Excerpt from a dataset

⁂

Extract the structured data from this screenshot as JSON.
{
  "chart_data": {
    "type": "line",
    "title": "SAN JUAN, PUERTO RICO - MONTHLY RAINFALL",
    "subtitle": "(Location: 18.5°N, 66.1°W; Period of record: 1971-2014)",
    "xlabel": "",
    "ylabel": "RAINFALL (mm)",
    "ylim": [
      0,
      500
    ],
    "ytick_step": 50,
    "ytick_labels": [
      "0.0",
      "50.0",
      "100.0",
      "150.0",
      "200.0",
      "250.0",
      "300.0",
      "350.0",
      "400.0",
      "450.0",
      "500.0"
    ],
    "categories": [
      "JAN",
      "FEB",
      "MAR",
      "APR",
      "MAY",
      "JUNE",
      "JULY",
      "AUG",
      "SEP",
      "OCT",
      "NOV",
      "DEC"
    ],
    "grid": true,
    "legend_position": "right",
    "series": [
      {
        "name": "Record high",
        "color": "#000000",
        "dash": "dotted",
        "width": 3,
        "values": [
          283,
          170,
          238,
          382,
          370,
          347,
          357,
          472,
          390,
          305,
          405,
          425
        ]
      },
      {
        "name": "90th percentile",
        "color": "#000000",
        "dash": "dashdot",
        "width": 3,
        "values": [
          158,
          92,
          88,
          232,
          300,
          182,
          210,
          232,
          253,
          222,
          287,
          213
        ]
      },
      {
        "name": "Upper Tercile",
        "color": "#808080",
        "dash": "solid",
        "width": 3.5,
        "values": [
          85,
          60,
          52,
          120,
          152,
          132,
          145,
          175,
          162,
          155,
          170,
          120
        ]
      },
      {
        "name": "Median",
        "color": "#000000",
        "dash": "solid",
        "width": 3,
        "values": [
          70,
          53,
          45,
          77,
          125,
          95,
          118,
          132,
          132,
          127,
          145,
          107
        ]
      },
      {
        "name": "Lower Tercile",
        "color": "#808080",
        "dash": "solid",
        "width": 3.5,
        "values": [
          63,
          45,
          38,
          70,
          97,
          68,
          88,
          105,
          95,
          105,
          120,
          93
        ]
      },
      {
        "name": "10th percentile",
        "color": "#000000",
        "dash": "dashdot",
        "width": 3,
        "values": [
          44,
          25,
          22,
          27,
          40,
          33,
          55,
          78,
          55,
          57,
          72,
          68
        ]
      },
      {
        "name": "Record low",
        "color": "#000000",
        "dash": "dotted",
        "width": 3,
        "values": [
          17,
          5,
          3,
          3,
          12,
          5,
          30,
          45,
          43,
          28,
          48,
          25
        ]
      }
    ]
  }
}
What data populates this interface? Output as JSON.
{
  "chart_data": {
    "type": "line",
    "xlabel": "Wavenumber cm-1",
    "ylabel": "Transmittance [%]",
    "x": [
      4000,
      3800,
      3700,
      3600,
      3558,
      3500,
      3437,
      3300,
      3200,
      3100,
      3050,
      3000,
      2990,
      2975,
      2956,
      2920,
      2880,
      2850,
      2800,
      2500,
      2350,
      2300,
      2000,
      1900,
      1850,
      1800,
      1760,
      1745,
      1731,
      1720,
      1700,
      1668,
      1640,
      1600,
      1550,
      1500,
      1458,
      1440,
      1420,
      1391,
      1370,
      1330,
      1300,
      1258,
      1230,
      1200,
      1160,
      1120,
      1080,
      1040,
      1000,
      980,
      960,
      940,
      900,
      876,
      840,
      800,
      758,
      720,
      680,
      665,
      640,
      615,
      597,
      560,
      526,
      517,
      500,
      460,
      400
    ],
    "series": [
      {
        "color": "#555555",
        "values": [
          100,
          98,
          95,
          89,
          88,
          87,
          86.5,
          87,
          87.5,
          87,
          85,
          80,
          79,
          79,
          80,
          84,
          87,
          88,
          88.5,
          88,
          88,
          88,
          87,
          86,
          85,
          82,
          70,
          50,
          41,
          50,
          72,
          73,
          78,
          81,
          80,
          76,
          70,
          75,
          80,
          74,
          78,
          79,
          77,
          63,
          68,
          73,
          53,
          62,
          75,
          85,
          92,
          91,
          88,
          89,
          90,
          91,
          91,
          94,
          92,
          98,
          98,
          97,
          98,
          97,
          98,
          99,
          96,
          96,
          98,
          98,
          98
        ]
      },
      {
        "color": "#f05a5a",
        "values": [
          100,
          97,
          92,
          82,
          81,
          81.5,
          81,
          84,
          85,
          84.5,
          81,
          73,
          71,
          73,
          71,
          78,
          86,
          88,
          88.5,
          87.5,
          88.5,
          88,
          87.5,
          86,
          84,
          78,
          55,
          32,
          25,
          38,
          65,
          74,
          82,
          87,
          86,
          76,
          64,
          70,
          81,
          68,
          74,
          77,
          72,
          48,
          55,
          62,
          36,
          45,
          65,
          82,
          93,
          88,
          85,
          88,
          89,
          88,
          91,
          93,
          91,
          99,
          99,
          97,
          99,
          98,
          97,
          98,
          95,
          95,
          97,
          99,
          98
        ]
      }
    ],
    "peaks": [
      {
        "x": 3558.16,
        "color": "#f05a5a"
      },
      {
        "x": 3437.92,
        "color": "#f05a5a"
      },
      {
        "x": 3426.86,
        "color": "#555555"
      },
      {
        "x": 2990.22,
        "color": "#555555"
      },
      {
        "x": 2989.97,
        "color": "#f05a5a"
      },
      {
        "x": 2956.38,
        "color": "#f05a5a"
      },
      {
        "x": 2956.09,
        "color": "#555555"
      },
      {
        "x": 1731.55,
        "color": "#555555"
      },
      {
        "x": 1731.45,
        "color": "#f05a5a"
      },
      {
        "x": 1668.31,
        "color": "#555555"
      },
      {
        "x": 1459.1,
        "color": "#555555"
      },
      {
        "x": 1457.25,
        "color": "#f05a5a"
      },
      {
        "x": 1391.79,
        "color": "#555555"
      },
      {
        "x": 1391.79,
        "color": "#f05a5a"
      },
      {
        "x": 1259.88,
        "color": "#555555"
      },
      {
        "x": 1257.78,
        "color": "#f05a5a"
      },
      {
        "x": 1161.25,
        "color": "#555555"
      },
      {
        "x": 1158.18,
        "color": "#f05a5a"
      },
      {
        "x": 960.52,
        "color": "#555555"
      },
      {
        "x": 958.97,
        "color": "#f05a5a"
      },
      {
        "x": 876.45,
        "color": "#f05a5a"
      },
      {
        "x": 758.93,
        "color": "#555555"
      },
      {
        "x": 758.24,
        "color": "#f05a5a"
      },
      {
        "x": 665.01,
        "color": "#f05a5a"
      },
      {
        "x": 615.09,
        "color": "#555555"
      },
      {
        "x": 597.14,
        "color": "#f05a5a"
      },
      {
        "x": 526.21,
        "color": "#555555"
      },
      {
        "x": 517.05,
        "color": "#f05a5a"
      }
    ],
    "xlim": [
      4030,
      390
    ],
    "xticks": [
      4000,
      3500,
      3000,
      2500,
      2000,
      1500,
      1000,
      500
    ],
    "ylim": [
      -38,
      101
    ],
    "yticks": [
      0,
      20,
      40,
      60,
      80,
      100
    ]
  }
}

⁂

Take every line containing the word "JSON" and copy it.

Extract the structured data from this screenshot as JSON.
What data populates this interface? Output as JSON.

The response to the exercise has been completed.